WHAT YOU NEED TO DO » Write out the whole of the material exactly.

RECORDS TO PROCESS »

(begin)

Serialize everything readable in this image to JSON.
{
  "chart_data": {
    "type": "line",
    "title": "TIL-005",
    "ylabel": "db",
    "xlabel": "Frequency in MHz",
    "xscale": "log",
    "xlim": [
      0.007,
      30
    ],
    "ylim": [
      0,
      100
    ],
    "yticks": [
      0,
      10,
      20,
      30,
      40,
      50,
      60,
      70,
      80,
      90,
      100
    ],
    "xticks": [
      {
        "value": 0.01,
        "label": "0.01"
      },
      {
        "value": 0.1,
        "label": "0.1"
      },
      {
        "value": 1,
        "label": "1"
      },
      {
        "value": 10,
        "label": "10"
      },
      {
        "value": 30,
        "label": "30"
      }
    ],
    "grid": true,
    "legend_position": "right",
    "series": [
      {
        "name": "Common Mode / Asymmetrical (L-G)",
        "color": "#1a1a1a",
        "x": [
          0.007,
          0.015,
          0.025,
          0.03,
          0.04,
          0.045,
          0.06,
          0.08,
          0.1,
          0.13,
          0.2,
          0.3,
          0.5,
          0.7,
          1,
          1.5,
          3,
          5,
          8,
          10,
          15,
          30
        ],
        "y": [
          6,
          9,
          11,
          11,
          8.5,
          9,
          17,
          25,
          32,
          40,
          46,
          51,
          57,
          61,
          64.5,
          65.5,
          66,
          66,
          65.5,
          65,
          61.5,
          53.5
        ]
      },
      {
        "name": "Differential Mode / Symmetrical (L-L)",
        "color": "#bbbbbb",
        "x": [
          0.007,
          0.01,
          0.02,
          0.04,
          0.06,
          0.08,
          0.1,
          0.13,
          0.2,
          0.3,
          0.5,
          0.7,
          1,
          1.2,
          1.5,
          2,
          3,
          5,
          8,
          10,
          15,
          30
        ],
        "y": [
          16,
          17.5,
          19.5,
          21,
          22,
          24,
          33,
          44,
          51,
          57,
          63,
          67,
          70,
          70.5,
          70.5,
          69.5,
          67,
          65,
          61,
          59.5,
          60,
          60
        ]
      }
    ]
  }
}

(end)

FINISHED ANSWER »
Serialize everything readable in this image to JSON.
{
  "chart_data": {
    "type": "line",
    "title": "TIL-005",
    "ylabel": "db",
    "xlabel": "Frequency in MHz",
    "xscale": "log",
    "xlim": [
      0.007,
      30
    ],
    "ylim": [
      0,
      100
    ],
    "yticks": [
      0,
      10,
      20,
      30,
      40,
      50,
      60,
      70,
      80,
      90,
      100
    ],
    "xticks": [
      {
        "value": 0.01,
        "label": "0.01"
      },
      {
        "value": 0.1,
        "label": "0.1"
      },
      {
        "value": 1,
        "label": "1"
      },
      {
        "value": 10,
        "label": "10"
      },
      {
        "value": 30,
        "label": "30"
      }
    ],
    "grid": true,
    "legend_position": "right",
    "series": [
      {
        "name": "Common Mode / Asymmetrical (L-G)",
        "color": "#1a1a1a",
        "x": [
          0.007,
          0.015,
          0.025,
          0.03,
          0.04,
          0.045,
          0.06,
          0.08,
          0.1,
          0.13,
          0.2,
          0.3,
          0.5,
          0.7,
          1,
          1.5,
          3,
          5,
          8,
          10,
          15,
          30
        ],
        "y": [
          6,
          9,
          11,
          11,
          8.5,
          9,
          17,
          25,
          32,
          40,
          46,
          51,
          57,
          61,
          64.5,
          65.5,
          66,
          66,
          65.5,
          65,
          61.5,
          53.5
        ]
      },
      {
        "name": "Differential Mode / Symmetrical (L-L)",
        "color": "#bbbbbb",
        "x": [
          0.007,
          0.01,
          0.02,
          0.04,
          0.06,
          0.08,
          0.1,
          0.13,
          0.2,
          0.3,
          0.5,
          0.7,
          1,
          1.2,
          1.5,
          2,
          3,
          5,
          8,
          10,
          15,
          30
        ],
        "y": [
          16,
          17.5,
          19.5,
          21,
          22,
          24,
          33,
          44,
          51,
          57,
          63,
          67,
          70,
          70.5,
          70.5,
          69.5,
          67,
          65,
          61,
          59.5,
          60,
          60
        ]
      }
    ]
  }
}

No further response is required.